(Recorded data)
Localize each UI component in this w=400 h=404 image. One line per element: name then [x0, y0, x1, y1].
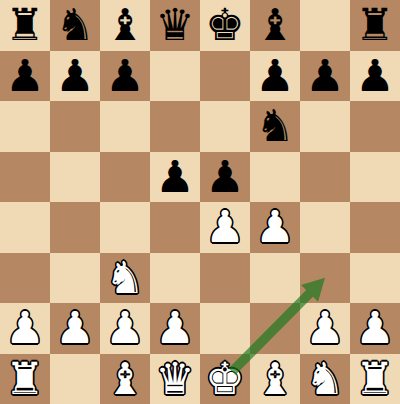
square-f7[interactable]: ♟ [250, 51, 300, 102]
square-f4[interactable]: ♟ [250, 202, 300, 253]
square-h8[interactable]: ♜ [350, 0, 400, 51]
square-a6[interactable] [0, 101, 50, 152]
square-b3[interactable] [50, 253, 100, 304]
square-d5[interactable]: ♟ [150, 152, 200, 203]
square-e5[interactable]: ♟ [200, 152, 250, 203]
square-e1[interactable]: ♚ [200, 354, 250, 404]
white-pawn-icon[interactable]: ♟ [0, 303, 50, 354]
square-e6[interactable] [200, 101, 250, 152]
square-f1[interactable]: ♝ [250, 354, 300, 404]
square-e2[interactable] [200, 303, 250, 354]
black-pawn-icon[interactable]: ♟ [200, 152, 250, 203]
square-f6[interactable]: ♞ [250, 101, 300, 152]
square-h1[interactable]: ♜ [350, 354, 400, 404]
square-b7[interactable]: ♟ [50, 51, 100, 102]
square-g5[interactable] [300, 152, 350, 203]
square-g8[interactable] [300, 0, 350, 51]
square-c2[interactable]: ♟ [100, 303, 150, 354]
square-g1[interactable]: ♞ [300, 354, 350, 404]
square-d1[interactable]: ♛ [150, 354, 200, 404]
black-pawn-icon[interactable]: ♟ [100, 51, 150, 102]
white-pawn-icon[interactable]: ♟ [200, 202, 250, 253]
square-h6[interactable] [350, 101, 400, 152]
white-rook-icon[interactable]: ♜ [0, 354, 50, 404]
square-b6[interactable] [50, 101, 100, 152]
black-knight-icon[interactable]: ♞ [250, 101, 300, 152]
square-a3[interactable] [0, 253, 50, 304]
square-a8[interactable]: ♜ [0, 0, 50, 51]
white-bishop-icon[interactable]: ♝ [100, 354, 150, 404]
black-knight-icon[interactable]: ♞ [50, 0, 100, 51]
square-c6[interactable] [100, 101, 150, 152]
square-h4[interactable] [350, 202, 400, 253]
square-g7[interactable]: ♟ [300, 51, 350, 102]
square-a5[interactable] [0, 152, 50, 203]
square-f3[interactable] [250, 253, 300, 304]
square-a7[interactable]: ♟ [0, 51, 50, 102]
white-pawn-icon[interactable]: ♟ [300, 303, 350, 354]
black-pawn-icon[interactable]: ♟ [150, 152, 200, 203]
black-bishop-icon[interactable]: ♝ [100, 0, 150, 51]
white-knight-icon[interactable]: ♞ [100, 253, 150, 304]
square-c8[interactable]: ♝ [100, 0, 150, 51]
square-d7[interactable] [150, 51, 200, 102]
black-pawn-icon[interactable]: ♟ [350, 51, 400, 102]
black-pawn-icon[interactable]: ♟ [0, 51, 50, 102]
square-c1[interactable]: ♝ [100, 354, 150, 404]
square-g3[interactable] [300, 253, 350, 304]
black-pawn-icon[interactable]: ♟ [300, 51, 350, 102]
square-e4[interactable]: ♟ [200, 202, 250, 253]
square-b8[interactable]: ♞ [50, 0, 100, 51]
white-queen-icon[interactable]: ♛ [150, 354, 200, 404]
white-rook-icon[interactable]: ♜ [350, 354, 400, 404]
square-h7[interactable]: ♟ [350, 51, 400, 102]
square-e8[interactable]: ♚ [200, 0, 250, 51]
square-c7[interactable]: ♟ [100, 51, 150, 102]
square-f8[interactable]: ♝ [250, 0, 300, 51]
square-a2[interactable]: ♟ [0, 303, 50, 354]
white-pawn-icon[interactable]: ♟ [150, 303, 200, 354]
square-d2[interactable]: ♟ [150, 303, 200, 354]
black-bishop-icon[interactable]: ♝ [250, 0, 300, 51]
square-h3[interactable] [350, 253, 400, 304]
black-rook-icon[interactable]: ♜ [0, 0, 50, 51]
black-pawn-icon[interactable]: ♟ [50, 51, 100, 102]
square-g6[interactable] [300, 101, 350, 152]
chess-board: ♜♞♝♛♚♝♜♟♟♟♟♟♟♞♟♟♟♟♞♟♟♟♟♟♟♜♝♛♚♝♞♜ [0, 0, 400, 404]
white-pawn-icon[interactable]: ♟ [350, 303, 400, 354]
square-d8[interactable]: ♛ [150, 0, 200, 51]
square-c5[interactable] [100, 152, 150, 203]
black-pawn-icon[interactable]: ♟ [250, 51, 300, 102]
square-h2[interactable]: ♟ [350, 303, 400, 354]
square-b1[interactable] [50, 354, 100, 404]
square-a1[interactable]: ♜ [0, 354, 50, 404]
black-rook-icon[interactable]: ♜ [350, 0, 400, 51]
white-bishop-icon[interactable]: ♝ [250, 354, 300, 404]
square-d4[interactable] [150, 202, 200, 253]
square-g4[interactable] [300, 202, 350, 253]
square-a4[interactable] [0, 202, 50, 253]
square-e7[interactable] [200, 51, 250, 102]
white-pawn-icon[interactable]: ♟ [50, 303, 100, 354]
black-queen-icon[interactable]: ♛ [150, 0, 200, 51]
square-d3[interactable] [150, 253, 200, 304]
square-g2[interactable]: ♟ [300, 303, 350, 354]
white-king-icon[interactable]: ♚ [200, 354, 250, 404]
black-king-icon[interactable]: ♚ [200, 0, 250, 51]
white-knight-icon[interactable]: ♞ [300, 354, 350, 404]
square-d6[interactable] [150, 101, 200, 152]
white-pawn-icon[interactable]: ♟ [250, 202, 300, 253]
square-b4[interactable] [50, 202, 100, 253]
square-b5[interactable] [50, 152, 100, 203]
chess-board-area: ♜♞♝♛♚♝♜♟♟♟♟♟♟♞♟♟♟♟♞♟♟♟♟♟♟♜♝♛♚♝♞♜ [0, 0, 400, 404]
square-c3[interactable]: ♞ [100, 253, 150, 304]
square-b2[interactable]: ♟ [50, 303, 100, 354]
square-f2[interactable] [250, 303, 300, 354]
square-c4[interactable] [100, 202, 150, 253]
square-h5[interactable] [350, 152, 400, 203]
square-e3[interactable] [200, 253, 250, 304]
white-pawn-icon[interactable]: ♟ [100, 303, 150, 354]
square-f5[interactable] [250, 152, 300, 203]
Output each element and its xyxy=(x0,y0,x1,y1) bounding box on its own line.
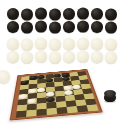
board-square-r8c2[interactable] xyxy=(26,109,37,116)
black-checker[interactable] xyxy=(49,9,61,21)
board-square-r8c1[interactable] xyxy=(15,110,26,117)
black-checker[interactable] xyxy=(105,9,117,21)
black-checker[interactable] xyxy=(77,21,89,32)
white-checker[interactable] xyxy=(105,52,117,64)
black-checker[interactable] xyxy=(63,21,75,33)
board-grid xyxy=(15,71,98,117)
black-checker[interactable] xyxy=(49,22,61,33)
white-checker[interactable] xyxy=(21,39,33,51)
white-checker[interactable] xyxy=(7,38,19,50)
checkers-board xyxy=(10,69,103,120)
black-checker[interactable] xyxy=(35,21,47,32)
black-checker[interactable] xyxy=(63,8,75,20)
black-checker[interactable] xyxy=(7,8,19,20)
black-checker[interactable] xyxy=(105,22,117,33)
piece-top xyxy=(104,90,116,97)
white-checker[interactable] xyxy=(105,39,117,51)
white-checker[interactable] xyxy=(91,51,103,63)
tray-white-row-1 xyxy=(7,38,117,50)
white-checker[interactable] xyxy=(63,38,75,50)
partial-white-piece[interactable] xyxy=(0,70,10,83)
board-square-r8c3[interactable] xyxy=(36,108,46,115)
board-square-r8c4[interactable] xyxy=(46,108,57,115)
black-checker[interactable] xyxy=(7,21,19,33)
board-wrapper xyxy=(11,48,98,125)
black-checker[interactable] xyxy=(91,21,103,33)
white-checker[interactable] xyxy=(49,39,61,51)
black-checker[interactable] xyxy=(21,9,33,21)
white-checker[interactable] xyxy=(35,38,47,50)
white-checker[interactable] xyxy=(91,38,103,50)
checkers-set-scene xyxy=(0,0,125,125)
black-checker[interactable] xyxy=(21,22,33,33)
tray-black-row-1 xyxy=(7,8,117,20)
lone-black-piece[interactable] xyxy=(104,90,116,102)
black-checker[interactable] xyxy=(91,8,103,20)
black-checker[interactable] xyxy=(77,8,89,20)
black-checker[interactable] xyxy=(35,8,47,20)
board-square-r8c8[interactable] xyxy=(86,104,98,111)
tray-black-row-2 xyxy=(7,21,117,33)
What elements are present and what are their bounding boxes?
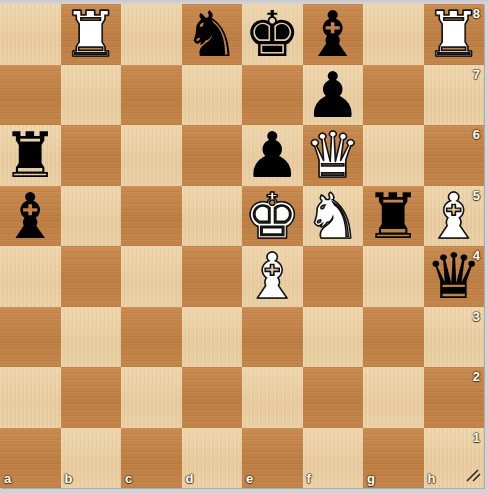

**WHAT THE TASK REQUIRES:** Can you reproduce the lines of the records from the line containing "board-square-r8c2[interactable] xyxy=(26,109,37,116)" through the line containing "black-checker[interactable] xyxy=(91,21,103,33)", including both of those lines, character for character?

**TASK SOLUTION:**
board-square-r8c2[interactable] xyxy=(26,109,37,116)
black-checker[interactable] xyxy=(49,9,61,21)
board-square-r8c1[interactable] xyxy=(15,110,26,117)
black-checker[interactable] xyxy=(105,9,117,21)
black-checker[interactable] xyxy=(77,21,89,32)
white-checker[interactable] xyxy=(105,52,117,64)
black-checker[interactable] xyxy=(63,21,75,33)
board-grid xyxy=(15,71,98,117)
black-checker[interactable] xyxy=(49,22,61,33)
white-checker[interactable] xyxy=(21,39,33,51)
white-checker[interactable] xyxy=(7,38,19,50)
checkers-board xyxy=(10,69,103,120)
black-checker[interactable] xyxy=(35,21,47,32)
black-checker[interactable] xyxy=(63,8,75,20)
black-checker[interactable] xyxy=(7,8,19,20)
black-checker[interactable] xyxy=(105,22,117,33)
piece-top xyxy=(104,90,116,97)
white-checker[interactable] xyxy=(105,39,117,51)
white-checker[interactable] xyxy=(91,51,103,63)
tray-white-row-1 xyxy=(7,38,117,50)
white-checker[interactable] xyxy=(63,38,75,50)
partial-white-piece[interactable] xyxy=(0,70,10,83)
board-square-r8c3[interactable] xyxy=(36,108,46,115)
board-square-r8c4[interactable] xyxy=(46,108,57,115)
black-checker[interactable] xyxy=(7,21,19,33)
board-wrapper xyxy=(11,48,98,125)
black-checker[interactable] xyxy=(91,21,103,33)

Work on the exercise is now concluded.